Required actions:
[1] Return everything from "Table 1 lists" down to "proposed EE driver." in the passage on the bootstrapped driver, copied word for word.
[2] List each distinct transistor designator (such as MP3 or MN5) that appears in the passage on the bootstrapped driver.
[3] Continue the passage on the bootstrapped driver from where it stops.

Notice also that there is no discharging current path from charge sharing nodes, Vpos1, Vpos2 and Vn. On the other hand, at T1, MP3 and MN5 of the bootstrap block are on, setting the top side of Cneg, Vneg1, to 0 V. As a result, the top and bottom side of the capacitor Cneg, Vneg1 and Vx are pre-charged to 0 V and 0.3 V, respectively. Therefore, at T1, capacitor Cneg has stored a charge of 0.3Cneg Coulombs.
Figure 4(b) illustrates the equivalent circuit of the energy efficient bootstrapped driver at time T2 after the push-up transient. At T2, the input Vi has ramped up to 0.3 V. MP3 and MP2 are off. MN6 and MN4 turn on, and the output of the inverter Vx is pulled down to 0 V. The top side of bootstrap capacitor Cneg (Vneg1) is coupled from 0 V to near -0.3 V. As MN6 and MN4 are on at T2, Vp and Vneg2 are also coupled to near −0.3 V, thus providing under-drive to enhance the driving capability of MP1, while simultaneously cutting off the leakage current path through MN5 by equalizing voltages of Vneg1 and Vneg2. The pertinent waveforms for the push-up transient are shown in Figure 3. The pull-down bootstrap transient operates in a complementary manner.
Table 1 lists the bootstrapped device states of the proposed Energy Efficient (EE) driver and the Conventional (Conv.) driver in the rising and falling transients in detail. It can be seen that MN4 (MP4) in the conventional driver has a large Vgs (Vsg)~VDD during the boosting transient, thus causing significantly higher leakage than the proposed EE driver.
Figure 5(a,b) shows the waveforms of boosted node voltages (V1n and V1p of the conventional bootstrapped driver and Vn and Vp of the proposed driver) at Vdd = 0.3 V, 25 °C, TT corner. Vn (Vp) of the proposed driver is boosted to a higher (lower) voltage level than V1n (V1p) of the conventional driver. The decaying of the voltage levels of V1n and V1p due to leakage paths through MP4 and MN4 (discussed early in Section I) can be seen. Figure 5(c) compares the delays of the conventional driver and the proposed driver for wire length ranging from 1 mm to 4 mm. The performance advantage of the proposed driver can be clearly seen across this loading range.
Monte-Carlo simulations with 16,000 samples for three sigma Vt mismatch are performed. The results for the delay distributions of the conventional driver and the proposed driver at 0.3 V are shown in Figure 5(d). It can be seen clearly that the proposed driver offers better performance and tighter delay distribution.

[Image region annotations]
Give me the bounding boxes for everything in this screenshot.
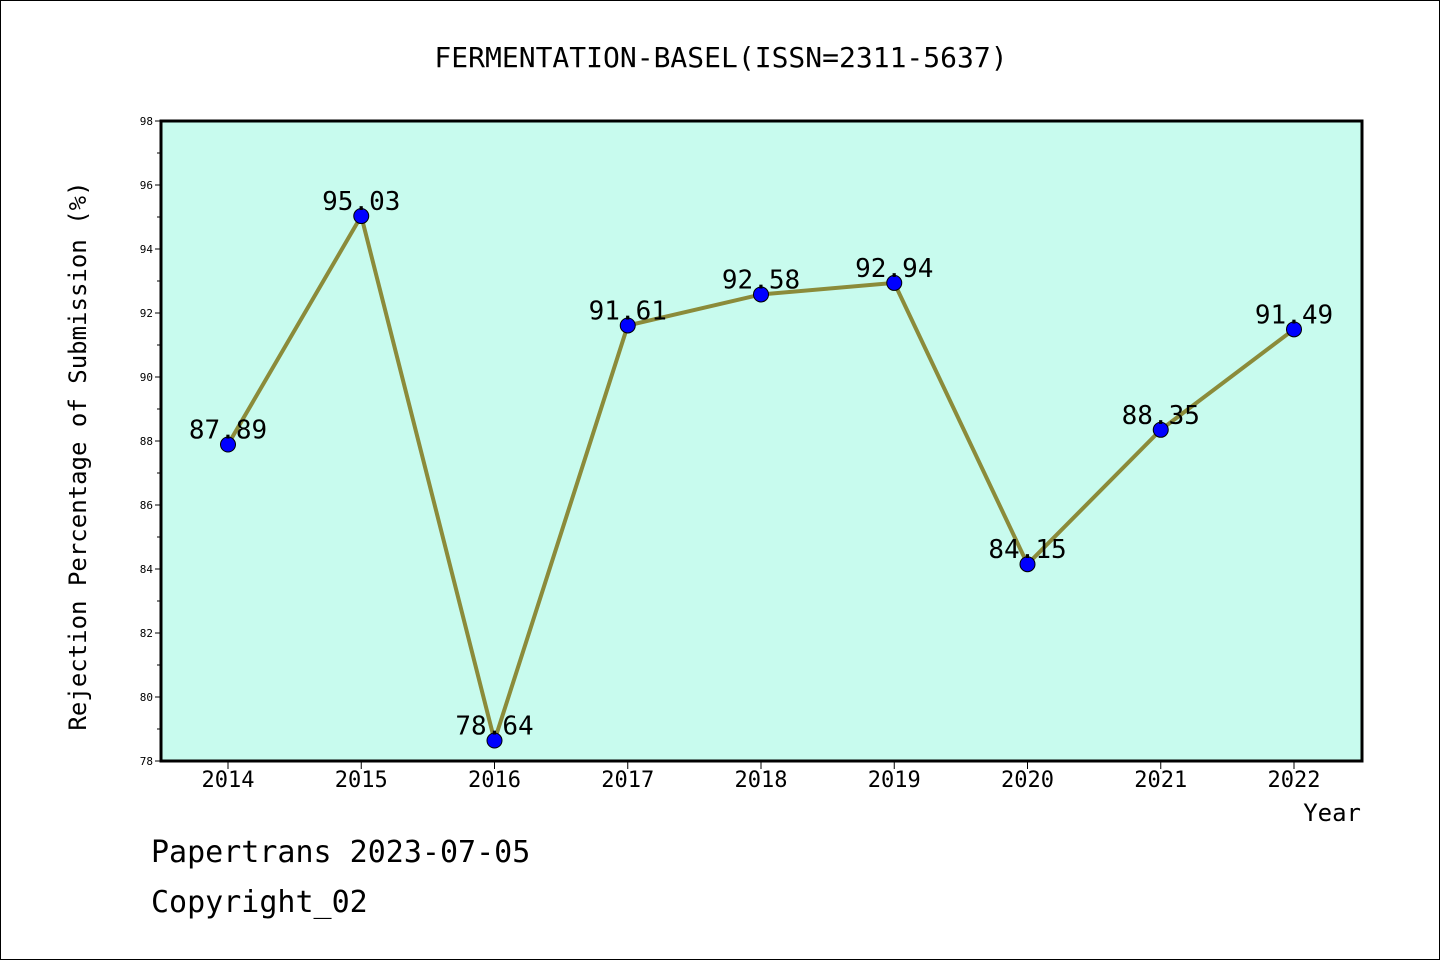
x-tick-label: 2019 xyxy=(868,768,921,793)
y-tick-label: 86 xyxy=(140,499,153,512)
x-tick-label: 2015 xyxy=(335,768,388,793)
x-tick-label: 2014 xyxy=(202,768,255,793)
data-label: 88.35 xyxy=(1122,401,1200,431)
data-point xyxy=(353,208,370,225)
y-tick-label: 94 xyxy=(140,243,154,256)
y-axis-label: Rejection Percentage of Submission (%) xyxy=(64,181,92,730)
data-point xyxy=(753,286,769,303)
data-label: 78.64 xyxy=(455,712,533,742)
data-label: 92.94 xyxy=(855,254,933,284)
data-point xyxy=(886,274,903,291)
x-tick-label: 2021 xyxy=(1134,768,1187,793)
footer-date: Papertrans 2023-07-05 xyxy=(151,835,531,870)
y-tick-label: 84 xyxy=(140,563,154,576)
footer-copyright: Copyright_02 xyxy=(151,885,368,920)
y-tick-label: 96 xyxy=(140,179,153,192)
data-point xyxy=(1019,556,1036,573)
data-label: 95.03 xyxy=(322,187,400,217)
x-tick-label: 2018 xyxy=(735,768,788,793)
data-point xyxy=(1152,421,1169,438)
plot-area xyxy=(159,119,1364,763)
chart-title: FERMENTATION-BASEL(ISSN=2311-5637) xyxy=(434,41,1007,74)
x-tick-label: 2016 xyxy=(468,768,521,793)
data-point xyxy=(220,436,236,453)
data-label: 92.58 xyxy=(722,265,800,295)
data-point xyxy=(619,317,636,334)
y-tick-label: 82 xyxy=(140,627,153,640)
y-tick-label: 80 xyxy=(140,691,153,704)
y-tick-label: 98 xyxy=(140,115,153,128)
data-label: 91.61 xyxy=(589,296,667,326)
data-point xyxy=(486,732,503,749)
y-tick-label: 78 xyxy=(140,755,153,768)
y-tick-label: 88 xyxy=(140,435,153,448)
x-axis-label: Year xyxy=(1303,799,1361,827)
data-label: 84.15 xyxy=(988,535,1066,565)
y-tick-label: 92 xyxy=(140,307,153,320)
data-point xyxy=(1286,321,1302,338)
x-tick-label: 2020 xyxy=(1001,768,1054,793)
y-tick-label: 90 xyxy=(140,371,153,384)
x-tick-label: 2017 xyxy=(601,768,654,793)
x-tick-label: 2022 xyxy=(1268,768,1321,793)
data-label: 87.89 xyxy=(189,416,267,446)
data-label: 91.49 xyxy=(1255,300,1333,330)
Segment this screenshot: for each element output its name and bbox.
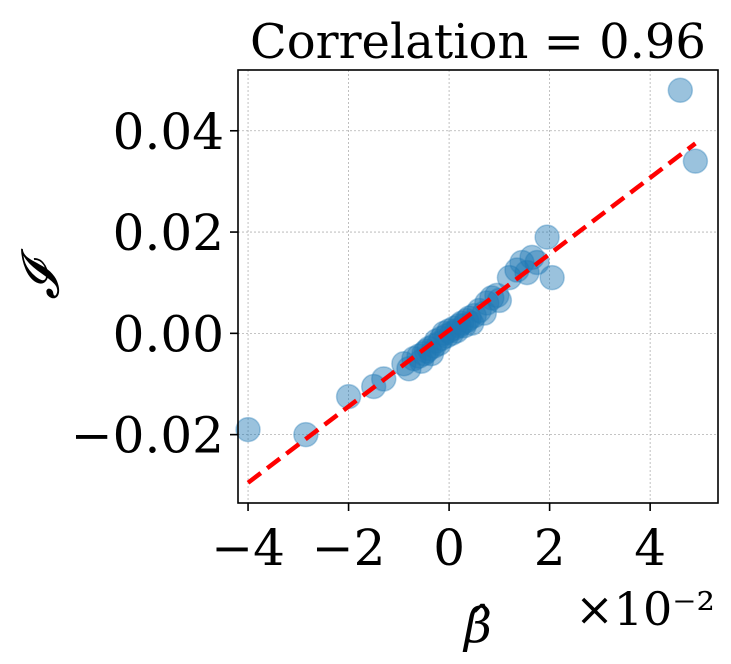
scatter-point [411,340,437,367]
scatter-point [456,305,482,331]
x-tick-label: −2 [312,519,386,577]
fit-line [246,141,697,485]
scatter-point [293,421,319,448]
x-tick-label: 0 [433,519,465,577]
ticks: −4 −2 0 2 4 −0.02 0.00 0.02 0.04 [71,103,666,577]
data-points [235,77,709,448]
x-tick-label: 2 [534,519,566,577]
plot-frame [237,69,719,504]
scatter-point [539,264,565,291]
chart-title: Correlation = 0.96 [250,14,706,70]
x-tick-label: 4 [634,519,666,577]
y-tick-label: −0.02 [71,407,224,465]
scatter-point [453,307,480,334]
scatter-point [534,224,560,250]
grid [238,70,718,503]
scatter-point [451,312,477,339]
scatter-point [235,416,261,443]
y-tick-label: 0.00 [113,305,224,363]
scatter-point [426,330,452,357]
x-axis-scale-label: ×10⁻² [575,582,715,636]
x-tick-label: −4 [211,519,285,577]
scatter-point [416,335,442,362]
x-axis-label: β̂ [462,598,492,654]
y-axis-label: 𝓘 [11,248,71,300]
scatter-point [438,320,465,347]
scatter-point [461,302,487,329]
scatter-point [667,77,694,104]
scatter-point [421,333,447,359]
scatter-point [682,148,709,174]
y-tick-label: 0.04 [113,103,224,161]
y-tick-label: 0.02 [113,204,224,262]
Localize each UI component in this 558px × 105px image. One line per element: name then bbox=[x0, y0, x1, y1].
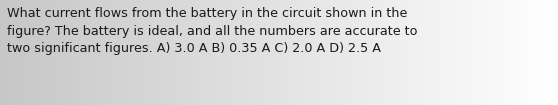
Text: What current flows from the battery in the circuit shown in the
figure? The batt: What current flows from the battery in t… bbox=[7, 7, 418, 55]
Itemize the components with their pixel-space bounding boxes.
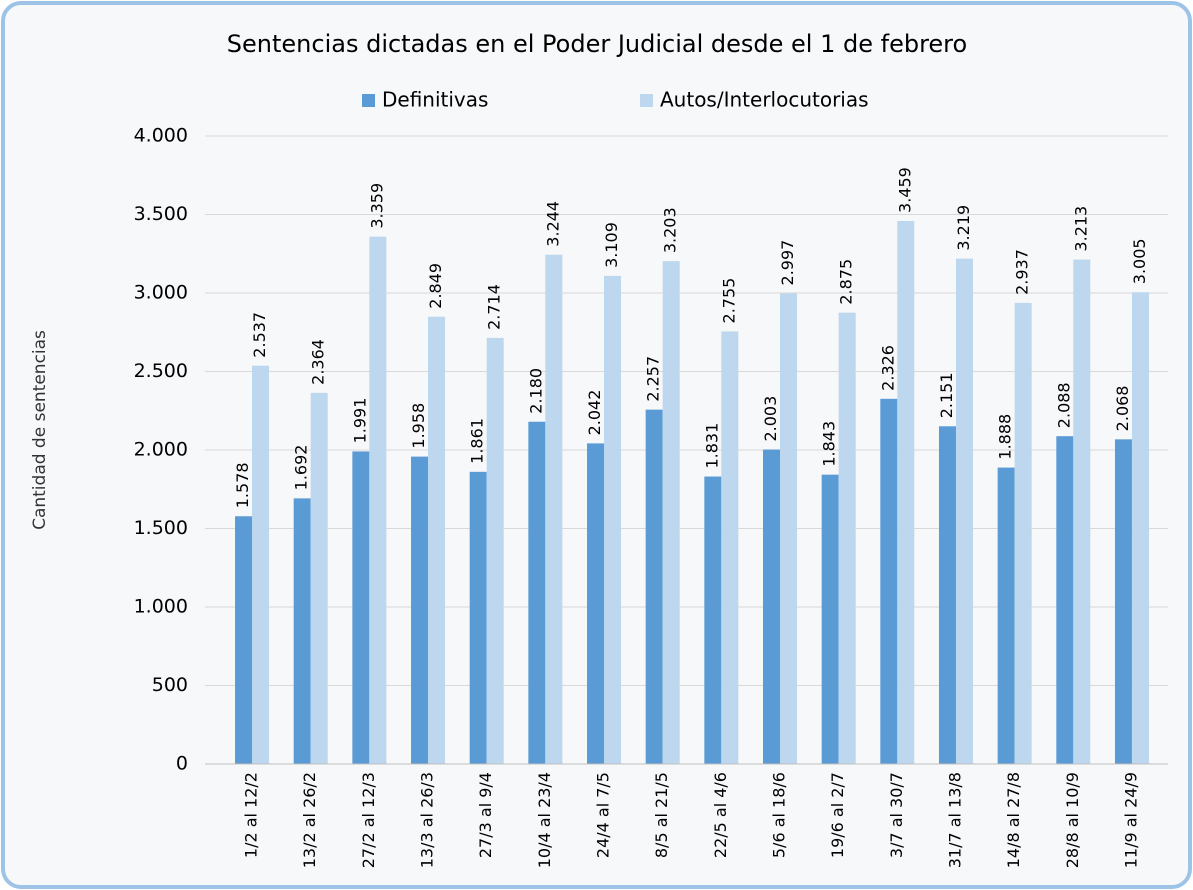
bar [352, 451, 369, 764]
bar [1132, 292, 1149, 764]
x-tick-label: 3/7 al 30/7 [887, 772, 906, 858]
value-label: 3.244 [543, 201, 562, 247]
x-tick-label: 14/8 al 27/8 [1004, 772, 1023, 868]
bar [956, 259, 973, 764]
chart-title: Sentencias dictadas en el Poder Judicial… [227, 30, 967, 58]
x-tick-label: 5/6 al 18/6 [769, 772, 788, 858]
value-label: 2.937 [1013, 249, 1032, 295]
x-tick-label: 1/2 al 12/2 [242, 772, 261, 858]
x-tick-label: 8/5 al 21/5 [652, 772, 671, 858]
bar [369, 237, 386, 764]
bar [294, 498, 311, 764]
value-label: 2.755 [719, 278, 738, 324]
value-label: 2.714 [485, 284, 504, 330]
y-tick-label: 500 [152, 674, 188, 696]
value-label: 3.109 [602, 222, 621, 268]
bar [428, 317, 445, 764]
bar [839, 313, 856, 764]
x-tick-label: 27/3 al 9/4 [476, 772, 495, 858]
value-label: 2.042 [585, 390, 604, 436]
y-tick-label: 3.500 [134, 203, 188, 225]
value-label: 2.875 [837, 259, 856, 305]
value-label: 1.958 [409, 403, 428, 449]
value-label: 2.537 [250, 312, 269, 358]
legend-label: Autos/Interlocutorias [660, 88, 869, 112]
bar [897, 221, 914, 764]
bar [663, 261, 680, 764]
legend-swatch [640, 94, 653, 107]
x-tick-label: 19/6 al 2/7 [828, 772, 847, 858]
bar [880, 399, 897, 764]
bar [780, 293, 797, 764]
y-tick-label: 1.000 [134, 596, 188, 618]
y-tick-label: 3.000 [134, 282, 188, 304]
value-label: 2.326 [878, 345, 897, 391]
value-label: 3.459 [895, 167, 914, 213]
bar [939, 426, 956, 764]
x-tick-label: 24/4 al 7/5 [594, 772, 613, 858]
x-tick-label: 28/8 al 10/9 [1063, 772, 1082, 868]
value-label: 2.257 [644, 356, 663, 402]
value-label: 2.151 [937, 372, 956, 418]
y-tick-label: 4.000 [134, 125, 188, 147]
value-label: 1.831 [702, 423, 721, 469]
value-label: 2.997 [778, 240, 797, 286]
bar [721, 331, 738, 764]
bar [311, 393, 328, 764]
y-tick-label: 1.500 [134, 517, 188, 539]
bar [411, 457, 428, 764]
bar [470, 472, 487, 764]
value-label: 1.861 [468, 418, 487, 464]
value-label: 1.888 [996, 414, 1015, 460]
x-tick-label: 11/9 al 24/9 [1121, 772, 1140, 868]
value-label: 1.991 [350, 398, 369, 444]
bar [487, 338, 504, 764]
bar [763, 450, 780, 764]
bar [587, 443, 604, 764]
value-label: 3.213 [1071, 206, 1090, 252]
bar [528, 422, 545, 764]
bar [998, 468, 1015, 764]
x-tick-label: 13/3 al 26/3 [418, 772, 437, 868]
chart: Sentencias dictadas en el Poder Judicial… [0, 0, 1193, 890]
y-tick-label: 2.500 [134, 360, 188, 382]
value-label: 2.364 [309, 339, 328, 385]
value-label: 1.692 [292, 445, 311, 491]
y-axis-label: Cantidad de sentencias [30, 330, 50, 530]
value-label: 2.849 [426, 263, 445, 309]
value-label: 2.088 [1054, 382, 1073, 428]
x-tick-label: 27/2 al 12/3 [359, 772, 378, 868]
bar [704, 477, 721, 764]
bar [604, 276, 621, 764]
bar [235, 516, 252, 764]
bar [1015, 303, 1032, 764]
value-label: 2.180 [526, 368, 545, 414]
bar [252, 366, 269, 764]
legend-swatch [362, 94, 375, 107]
value-label: 3.005 [1130, 238, 1149, 284]
value-label: 3.359 [367, 183, 386, 229]
x-tick-label: 31/7 al 13/8 [945, 772, 964, 868]
bar [1115, 439, 1132, 764]
value-label: 1.843 [820, 421, 839, 467]
x-tick-label: 10/4 al 23/4 [535, 772, 554, 868]
bar [1073, 260, 1090, 764]
value-label: 2.003 [761, 396, 780, 442]
y-tick-label: 2.000 [134, 439, 188, 461]
bar [545, 255, 562, 764]
value-label: 3.203 [661, 207, 680, 253]
value-label: 2.068 [1113, 386, 1132, 432]
y-tick-label: 0 [176, 753, 188, 775]
bar [646, 410, 663, 764]
legend-label: Definitivas [382, 88, 488, 112]
value-label: 1.578 [233, 462, 252, 508]
x-tick-label: 13/2 al 26/2 [300, 772, 319, 868]
bar [822, 475, 839, 764]
bar [1056, 436, 1073, 764]
value-label: 3.219 [954, 205, 973, 251]
x-tick-label: 22/5 al 4/6 [711, 772, 730, 858]
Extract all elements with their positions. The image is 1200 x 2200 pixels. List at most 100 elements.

Per-task outputs:
[1]
Table 1 lists the bootstrapped device states of the proposed Energy Efficient (EE) driver and the Conventional (Conv.) driver in the rising and falling transients in detail. It can be seen that MN4 (MP4) in the conventional driver has a large Vgs (Vsg)~VDD during the boosting transient, thus causing significantly higher leakage than the proposed EE driver.

[2] MP3, MN5, MP2, MN6, MN4, MP1, MP4

[3]
|Bootstrapping Comparison||Device State||NMOS Vgs/PMOS Vsg|||Vds||
|Conv. (Rising)||MN4 (turn ON)||≈VDD > 0|
|MP2 (turn OFF)||Vsg ≈ −2VDD < 0|
|Conv. (Falling)||MP4 (turn ON)||≈VDD > 0|
|MN2 (turn OFF)||Vgs ≈ −2VDD < 0|
|EE. (Rising)||MN5 (turn OFF)||Vgs = 0||≈VDD > 0|
|MP2 (turn OFF)||Vsg ≈ −2VDD < 0|
|MP3 (turn OFF)||Vsg ≈ −2VDD < 0|
|EE. (Falling)||MP5 (turn OFF)||Vsg = 0|
|MN2 (turn OFF)||Vgs ≈ −2VDD < 0|
|MN3 (turn OFF)||Vgs ≈ −2VDD < 0|
3. Test Chip Implementation
A test chip is designed in UMC 65 nm low-power CMOS technology for performance evaluation and comparison with the conventional bootstrapped driver. The test chip structure is shown in Figure 6. The input Level Shifter  down-shifts the normal (high) voltage input to the desired low-voltage for the driver input. The voltage down-shift is performed in five successive steps with five power domains to mitigate ESD reliability issues between power domains with large voltage disparity. The output of the Level Shifter is fed to the proposed energy efficient driver and the conventional bootstrapped driver. Four NMOS-only pass-transistor based multiplexer switches are provided at the output of each driver to allow selection of four different loading segments of 0 mm, 8 mm, 16 mm and 24 mm long M6 metal line, respectively. The signals at the far-end of the loading segments are then up-shifted by the output Level Shift, again, in five successive steps with five power domains, to the normal (high) voltage. The successive down/up-shift with multiple power domains not only alleviates ESD reliability issues between power domains with large voltage disparity, but also provides a better shift-voltage level control under Process, Voltage and Temperature (PVT) variation. The decoder of the NMOS-only pass-transistor-based multiplexer operates at the standard high voltage domain to over-drive the pass-transistor, so the VT loss through the NMOS-only pass-gate and the multiplexer delay are negligible.
Figure 7 shows the layout view of the test chip and the table summarizes the device count, total device width, MOS coupling cap area and core area of the conventional driver and the proposed energy efficient driver. The proposed energy efficient bootstrapped driver is located at the upper-half, while the low-half is the conventional bootstrapped driver. The 8 mm, 16 mm and 24 mm loading segments are drawn by folding M6 metal lines. The insets show the blow-up views of the relatively small bootstrapped driver blocks, where the two boosting capacitors for each driver can be clearly seen. While the proposed driver has a higher device count, the space between N-wells for the PMOS capacitor could accommodate the extra devices, resulting in an identical area compared with the conventional driver.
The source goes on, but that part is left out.